Stated task
Isolate every line in the data with the string "caption" and copy it.

Recorded information
==================================================

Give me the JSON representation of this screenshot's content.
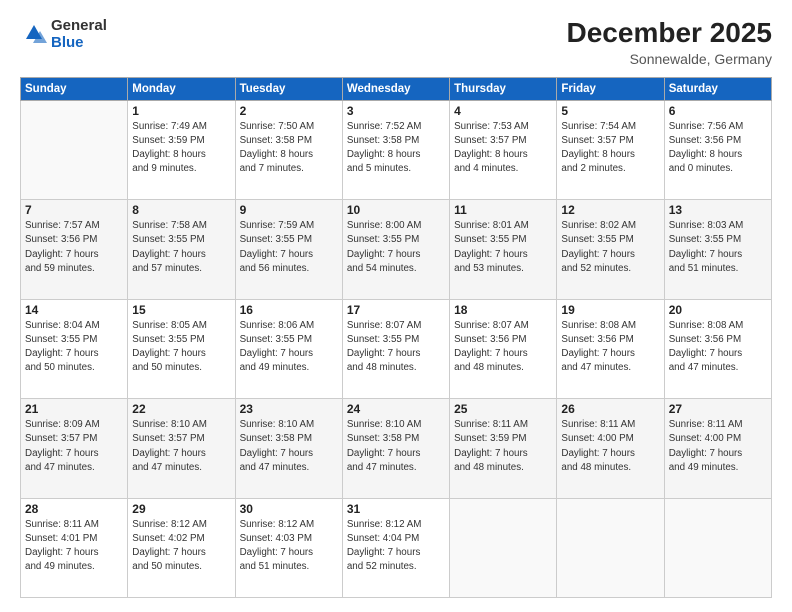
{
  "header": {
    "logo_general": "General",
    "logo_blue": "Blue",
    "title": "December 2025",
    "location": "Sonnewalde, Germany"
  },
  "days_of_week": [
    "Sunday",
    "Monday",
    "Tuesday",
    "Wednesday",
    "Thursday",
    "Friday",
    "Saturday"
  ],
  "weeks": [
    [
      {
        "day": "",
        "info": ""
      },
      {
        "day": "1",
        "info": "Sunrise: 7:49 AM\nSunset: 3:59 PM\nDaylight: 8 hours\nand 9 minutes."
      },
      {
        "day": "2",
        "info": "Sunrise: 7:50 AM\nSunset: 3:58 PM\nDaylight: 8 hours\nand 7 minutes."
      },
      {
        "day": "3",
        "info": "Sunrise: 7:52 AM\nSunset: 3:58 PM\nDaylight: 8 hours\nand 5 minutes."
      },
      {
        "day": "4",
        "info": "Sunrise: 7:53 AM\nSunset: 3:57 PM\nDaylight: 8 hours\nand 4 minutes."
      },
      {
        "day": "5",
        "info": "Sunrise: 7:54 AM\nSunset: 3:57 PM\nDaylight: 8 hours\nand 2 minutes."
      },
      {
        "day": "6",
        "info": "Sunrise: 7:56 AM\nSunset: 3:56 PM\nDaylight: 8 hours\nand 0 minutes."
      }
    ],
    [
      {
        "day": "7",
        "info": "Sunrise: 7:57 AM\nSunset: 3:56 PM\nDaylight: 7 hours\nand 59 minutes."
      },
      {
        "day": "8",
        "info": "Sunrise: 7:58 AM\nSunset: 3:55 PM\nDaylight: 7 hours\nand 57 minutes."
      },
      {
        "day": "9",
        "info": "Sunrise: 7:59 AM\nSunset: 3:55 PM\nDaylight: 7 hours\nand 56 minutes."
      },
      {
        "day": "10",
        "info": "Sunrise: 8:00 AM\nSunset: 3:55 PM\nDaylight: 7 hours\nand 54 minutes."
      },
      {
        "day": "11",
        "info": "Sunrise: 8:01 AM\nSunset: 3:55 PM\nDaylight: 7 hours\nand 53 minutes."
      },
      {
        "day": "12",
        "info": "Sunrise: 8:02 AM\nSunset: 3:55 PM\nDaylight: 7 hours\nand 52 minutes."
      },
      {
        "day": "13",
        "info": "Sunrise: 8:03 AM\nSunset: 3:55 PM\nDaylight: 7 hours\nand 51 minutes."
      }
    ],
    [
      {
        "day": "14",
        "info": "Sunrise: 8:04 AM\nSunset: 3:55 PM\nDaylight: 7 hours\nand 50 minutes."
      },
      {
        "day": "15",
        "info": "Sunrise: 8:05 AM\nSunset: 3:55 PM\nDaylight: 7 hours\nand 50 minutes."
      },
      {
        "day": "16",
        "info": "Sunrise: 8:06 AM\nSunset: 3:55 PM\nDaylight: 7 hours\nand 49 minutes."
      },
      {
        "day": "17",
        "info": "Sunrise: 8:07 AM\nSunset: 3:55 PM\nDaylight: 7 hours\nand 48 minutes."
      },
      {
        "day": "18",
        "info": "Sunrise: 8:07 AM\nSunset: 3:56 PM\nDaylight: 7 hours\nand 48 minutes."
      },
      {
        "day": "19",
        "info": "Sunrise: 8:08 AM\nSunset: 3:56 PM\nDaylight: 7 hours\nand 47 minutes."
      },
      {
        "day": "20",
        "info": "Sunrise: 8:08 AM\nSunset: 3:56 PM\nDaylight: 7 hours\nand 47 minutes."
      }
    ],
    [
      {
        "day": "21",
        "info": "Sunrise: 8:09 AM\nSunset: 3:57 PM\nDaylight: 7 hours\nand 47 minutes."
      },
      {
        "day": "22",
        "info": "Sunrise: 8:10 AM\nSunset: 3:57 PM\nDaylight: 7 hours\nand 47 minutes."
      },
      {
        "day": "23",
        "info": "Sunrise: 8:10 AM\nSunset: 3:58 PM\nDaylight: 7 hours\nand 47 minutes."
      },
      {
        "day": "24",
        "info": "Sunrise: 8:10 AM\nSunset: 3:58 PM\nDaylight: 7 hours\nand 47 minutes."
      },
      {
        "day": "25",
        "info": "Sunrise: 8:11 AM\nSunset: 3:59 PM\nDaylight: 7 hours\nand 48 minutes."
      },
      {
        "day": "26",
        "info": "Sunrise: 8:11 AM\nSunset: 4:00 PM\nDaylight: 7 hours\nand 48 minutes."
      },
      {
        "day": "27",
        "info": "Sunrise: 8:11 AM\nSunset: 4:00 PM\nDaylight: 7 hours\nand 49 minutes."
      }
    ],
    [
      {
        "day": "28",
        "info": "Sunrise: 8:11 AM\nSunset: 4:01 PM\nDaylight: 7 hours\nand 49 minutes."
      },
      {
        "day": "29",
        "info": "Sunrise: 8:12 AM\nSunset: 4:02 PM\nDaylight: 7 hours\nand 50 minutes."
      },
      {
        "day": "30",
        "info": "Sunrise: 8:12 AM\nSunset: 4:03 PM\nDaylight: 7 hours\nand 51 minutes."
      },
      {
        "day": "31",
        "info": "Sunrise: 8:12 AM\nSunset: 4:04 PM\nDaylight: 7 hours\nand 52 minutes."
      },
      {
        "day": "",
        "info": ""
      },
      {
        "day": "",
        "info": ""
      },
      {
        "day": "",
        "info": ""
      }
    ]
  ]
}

==================================================

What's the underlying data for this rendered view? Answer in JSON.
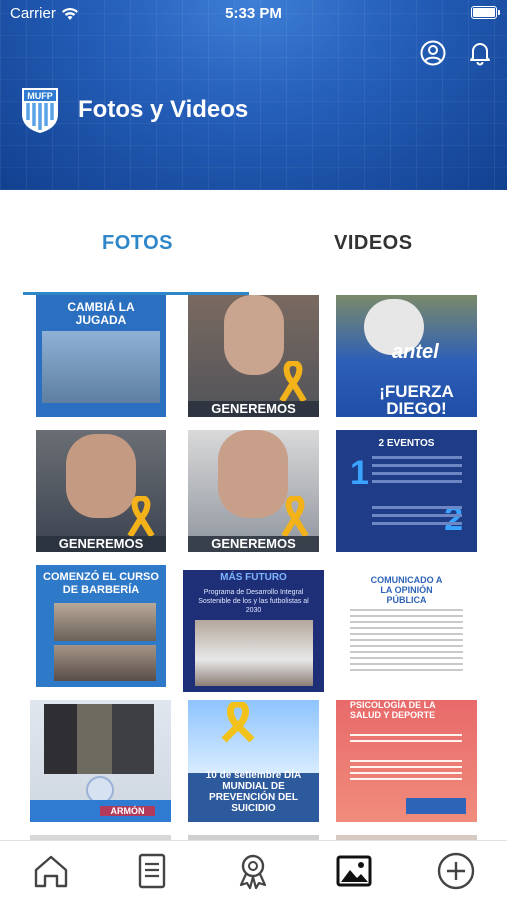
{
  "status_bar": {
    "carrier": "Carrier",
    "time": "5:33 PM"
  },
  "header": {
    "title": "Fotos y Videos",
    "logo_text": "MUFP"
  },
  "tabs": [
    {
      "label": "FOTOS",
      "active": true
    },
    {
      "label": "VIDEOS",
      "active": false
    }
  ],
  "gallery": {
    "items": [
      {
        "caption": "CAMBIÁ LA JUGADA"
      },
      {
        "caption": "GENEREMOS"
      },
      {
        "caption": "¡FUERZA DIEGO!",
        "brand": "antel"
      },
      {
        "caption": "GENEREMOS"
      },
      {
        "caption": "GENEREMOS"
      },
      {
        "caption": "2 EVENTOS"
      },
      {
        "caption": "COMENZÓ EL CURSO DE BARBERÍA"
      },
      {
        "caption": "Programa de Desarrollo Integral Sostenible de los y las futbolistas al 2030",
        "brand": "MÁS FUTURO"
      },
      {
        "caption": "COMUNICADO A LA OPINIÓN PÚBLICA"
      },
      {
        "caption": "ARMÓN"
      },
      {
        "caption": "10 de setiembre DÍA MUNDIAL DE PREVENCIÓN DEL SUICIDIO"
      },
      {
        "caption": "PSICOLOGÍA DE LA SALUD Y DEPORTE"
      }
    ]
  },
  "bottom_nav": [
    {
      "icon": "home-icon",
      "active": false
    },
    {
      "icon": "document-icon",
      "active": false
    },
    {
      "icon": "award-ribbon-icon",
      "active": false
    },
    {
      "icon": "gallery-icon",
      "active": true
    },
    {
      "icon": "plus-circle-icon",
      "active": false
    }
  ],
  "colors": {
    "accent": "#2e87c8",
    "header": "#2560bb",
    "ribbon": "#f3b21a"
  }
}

==================================================

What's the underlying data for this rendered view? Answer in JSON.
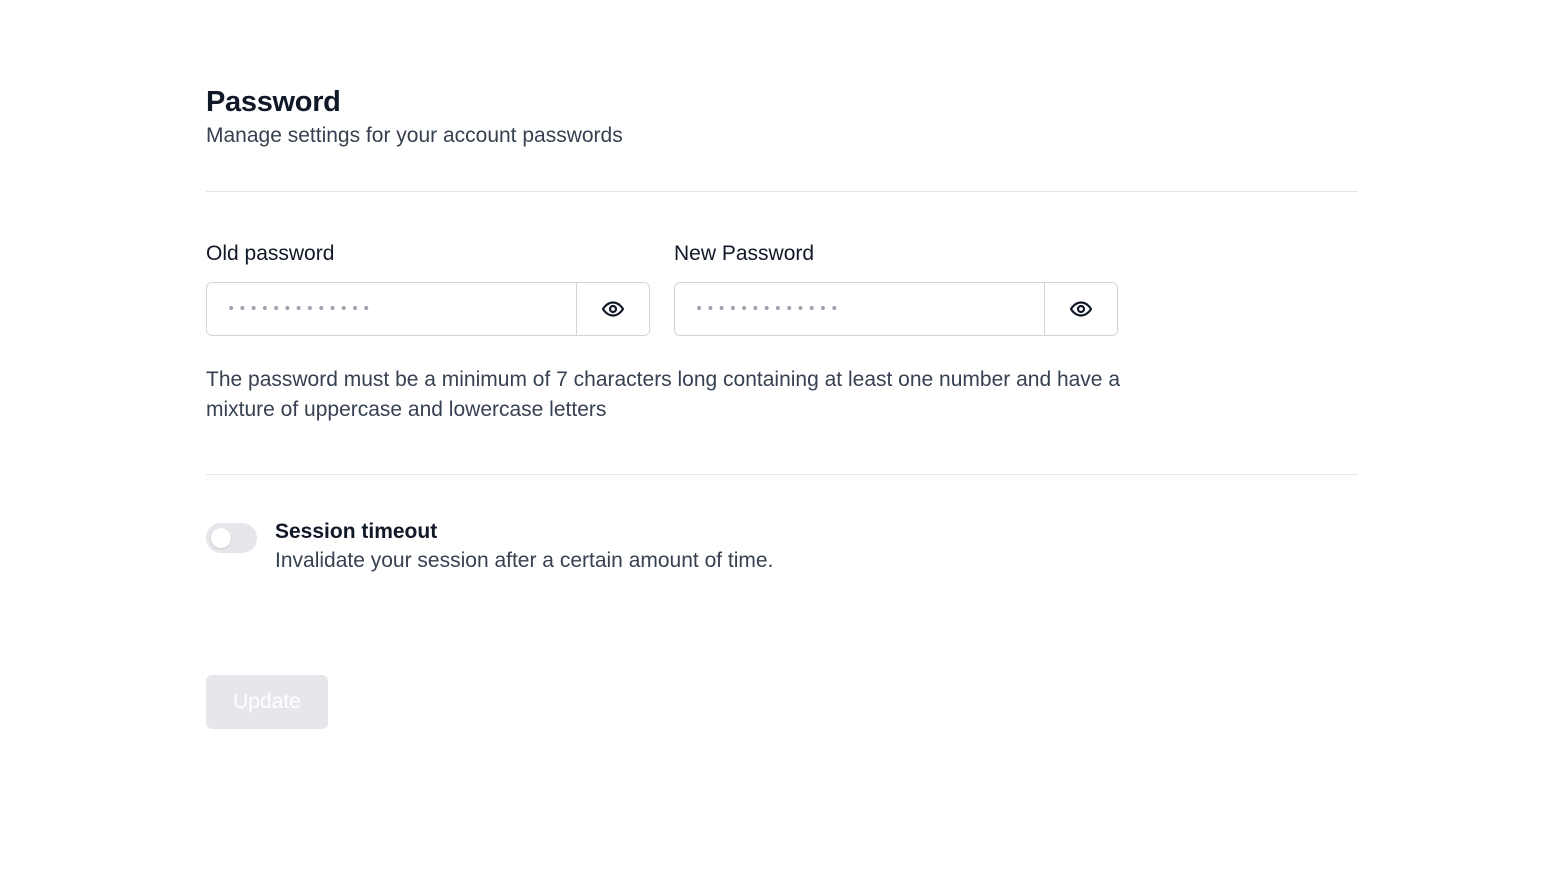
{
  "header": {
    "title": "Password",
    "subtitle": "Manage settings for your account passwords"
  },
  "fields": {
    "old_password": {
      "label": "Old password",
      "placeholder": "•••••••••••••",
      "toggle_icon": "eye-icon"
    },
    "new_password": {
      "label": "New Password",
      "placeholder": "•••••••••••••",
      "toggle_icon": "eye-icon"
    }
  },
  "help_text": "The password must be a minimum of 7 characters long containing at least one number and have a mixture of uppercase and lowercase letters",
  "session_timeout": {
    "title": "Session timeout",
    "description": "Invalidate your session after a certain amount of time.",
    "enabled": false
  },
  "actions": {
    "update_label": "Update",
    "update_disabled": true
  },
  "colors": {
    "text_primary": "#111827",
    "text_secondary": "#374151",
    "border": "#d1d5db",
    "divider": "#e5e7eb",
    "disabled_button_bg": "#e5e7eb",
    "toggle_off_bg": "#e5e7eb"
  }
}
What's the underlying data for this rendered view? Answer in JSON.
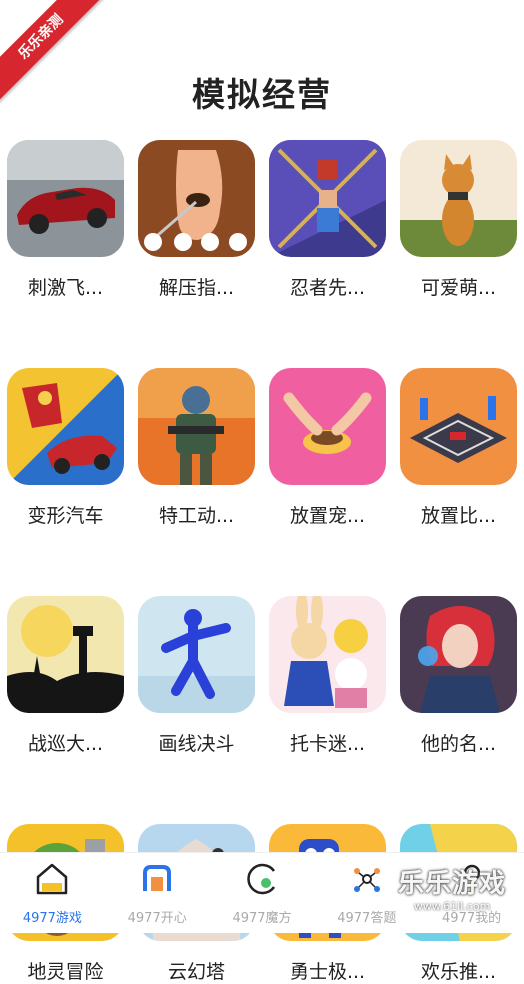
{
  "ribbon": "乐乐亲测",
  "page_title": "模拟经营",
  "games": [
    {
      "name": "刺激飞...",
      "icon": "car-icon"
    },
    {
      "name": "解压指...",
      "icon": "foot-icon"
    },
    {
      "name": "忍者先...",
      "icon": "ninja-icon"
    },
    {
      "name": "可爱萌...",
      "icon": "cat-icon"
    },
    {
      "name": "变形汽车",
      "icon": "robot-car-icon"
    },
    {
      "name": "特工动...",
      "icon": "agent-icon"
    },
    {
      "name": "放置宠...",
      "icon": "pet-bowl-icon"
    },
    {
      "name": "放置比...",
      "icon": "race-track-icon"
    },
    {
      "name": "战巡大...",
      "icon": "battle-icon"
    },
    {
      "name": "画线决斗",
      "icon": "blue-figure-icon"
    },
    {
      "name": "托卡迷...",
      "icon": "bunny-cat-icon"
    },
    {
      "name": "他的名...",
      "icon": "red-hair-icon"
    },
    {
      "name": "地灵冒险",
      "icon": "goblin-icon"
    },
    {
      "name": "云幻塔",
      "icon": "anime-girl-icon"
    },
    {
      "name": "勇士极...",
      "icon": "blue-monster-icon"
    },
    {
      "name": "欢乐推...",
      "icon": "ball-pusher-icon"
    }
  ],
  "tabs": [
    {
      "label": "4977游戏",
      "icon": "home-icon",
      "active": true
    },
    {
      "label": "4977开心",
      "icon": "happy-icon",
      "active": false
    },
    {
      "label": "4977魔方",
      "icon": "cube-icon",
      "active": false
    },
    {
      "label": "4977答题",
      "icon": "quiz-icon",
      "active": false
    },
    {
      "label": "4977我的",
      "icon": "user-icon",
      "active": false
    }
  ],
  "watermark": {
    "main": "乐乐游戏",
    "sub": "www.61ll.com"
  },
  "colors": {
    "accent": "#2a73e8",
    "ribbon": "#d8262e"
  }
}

==================================================

Right answer
        "caption": "CAMBIÁ LA JUGADA"
        "caption": "GENEREMOS"
        "caption": "¡FUERZA DIEGO!",
        "caption": "GENEREMOS"
        "caption": "GENEREMOS"
        "caption": "2 EVENTOS"
        "caption": "COMENZÓ EL CURSO DE BARBERÍA"
        "caption": "Programa de Desarrollo Integral Sostenible de los y las futbolistas al 2030",
        "caption": "COMUNICADO A LA OPINIÓN PÚBLICA"
        "caption": "ARMÓN"
        "caption": "10 de setiembre DÍA MUNDIAL DE PREVENCIÓN DEL SUICIDIO"
        "caption": "PSICOLOGÍA DE LA SALUD Y DEPORTE"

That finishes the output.